_Exercise prompt:_
Every line of the material is to be repeated exactly as it stands.

_Materials provided:_
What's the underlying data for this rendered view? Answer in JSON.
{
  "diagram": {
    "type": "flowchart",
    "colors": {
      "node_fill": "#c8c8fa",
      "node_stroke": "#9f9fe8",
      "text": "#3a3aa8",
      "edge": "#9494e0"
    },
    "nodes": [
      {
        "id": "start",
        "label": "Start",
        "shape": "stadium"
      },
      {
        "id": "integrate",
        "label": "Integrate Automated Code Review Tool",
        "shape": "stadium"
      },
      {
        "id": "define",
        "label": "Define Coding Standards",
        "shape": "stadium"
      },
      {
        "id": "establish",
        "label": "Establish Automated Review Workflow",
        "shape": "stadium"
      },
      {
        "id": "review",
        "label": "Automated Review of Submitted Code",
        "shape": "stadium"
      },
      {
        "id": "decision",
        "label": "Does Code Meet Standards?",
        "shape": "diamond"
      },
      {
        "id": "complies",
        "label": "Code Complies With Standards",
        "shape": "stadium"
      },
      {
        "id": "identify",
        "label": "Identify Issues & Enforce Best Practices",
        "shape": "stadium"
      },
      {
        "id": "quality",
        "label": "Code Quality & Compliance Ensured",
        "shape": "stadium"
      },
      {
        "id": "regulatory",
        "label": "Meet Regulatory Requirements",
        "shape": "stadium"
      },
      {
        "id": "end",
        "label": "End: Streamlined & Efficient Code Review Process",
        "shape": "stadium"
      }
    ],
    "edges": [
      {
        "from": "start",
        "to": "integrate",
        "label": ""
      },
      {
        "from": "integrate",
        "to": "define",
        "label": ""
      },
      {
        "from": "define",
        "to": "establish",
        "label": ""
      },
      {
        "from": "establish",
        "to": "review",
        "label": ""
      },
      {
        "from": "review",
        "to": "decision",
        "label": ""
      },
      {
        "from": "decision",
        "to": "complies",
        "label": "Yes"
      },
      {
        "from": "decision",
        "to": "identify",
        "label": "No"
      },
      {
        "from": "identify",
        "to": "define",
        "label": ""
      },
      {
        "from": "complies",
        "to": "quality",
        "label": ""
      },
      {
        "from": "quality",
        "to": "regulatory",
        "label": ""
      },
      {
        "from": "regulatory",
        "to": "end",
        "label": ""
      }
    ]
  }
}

_Completed task:_
What's the underlying data for this rendered view? Answer in JSON.
{
  "diagram": {
    "type": "flowchart",
    "colors": {
      "node_fill": "#c8c8fa",
      "node_stroke": "#9f9fe8",
      "text": "#3a3aa8",
      "edge": "#9494e0"
    },
    "nodes": [
      {
        "id": "start",
        "label": "Start",
        "shape": "stadium"
      },
      {
        "id": "integrate",
        "label": "Integrate Automated Code Review Tool",
        "shape": "stadium"
      },
      {
        "id": "define",
        "label": "Define Coding Standards",
        "shape": "stadium"
      },
      {
        "id": "establish",
        "label": "Establish Automated Review Workflow",
        "shape": "stadium"
      },
      {
        "id": "review",
        "label": "Automated Review of Submitted Code",
        "shape": "stadium"
      },
      {
        "id": "decision",
        "label": "Does Code Meet Standards?",
        "shape": "diamond"
      },
      {
        "id": "complies",
        "label": "Code Complies With Standards",
        "shape": "stadium"
      },
      {
        "id": "identify",
        "label": "Identify Issues & Enforce Best Practices",
        "shape": "stadium"
      },
      {
        "id": "quality",
        "label": "Code Quality & Compliance Ensured",
        "shape": "stadium"
      },
      {
        "id": "regulatory",
        "label": "Meet Regulatory Requirements",
        "shape": "stadium"
      },
      {
        "id": "end",
        "label": "End: Streamlined & Efficient Code Review Process",
        "shape": "stadium"
      }
    ],
    "edges": [
      {
        "from": "start",
        "to": "integrate",
        "label": ""
      },
      {
        "from": "integrate",
        "to": "define",
        "label": ""
      },
      {
        "from": "define",
        "to": "establish",
        "label": ""
      },
      {
        "from": "establish",
        "to": "review",
        "label": ""
      },
      {
        "from": "review",
        "to": "decision",
        "label": ""
      },
      {
        "from": "decision",
        "to": "complies",
        "label": "Yes"
      },
      {
        "from": "decision",
        "to": "identify",
        "label": "No"
      },
      {
        "from": "identify",
        "to": "define",
        "label": ""
      },
      {
        "from": "complies",
        "to": "quality",
        "label": ""
      },
      {
        "from": "quality",
        "to": "regulatory",
        "label": ""
      },
      {
        "from": "regulatory",
        "to": "end",
        "label": ""
      }
    ]
  }
}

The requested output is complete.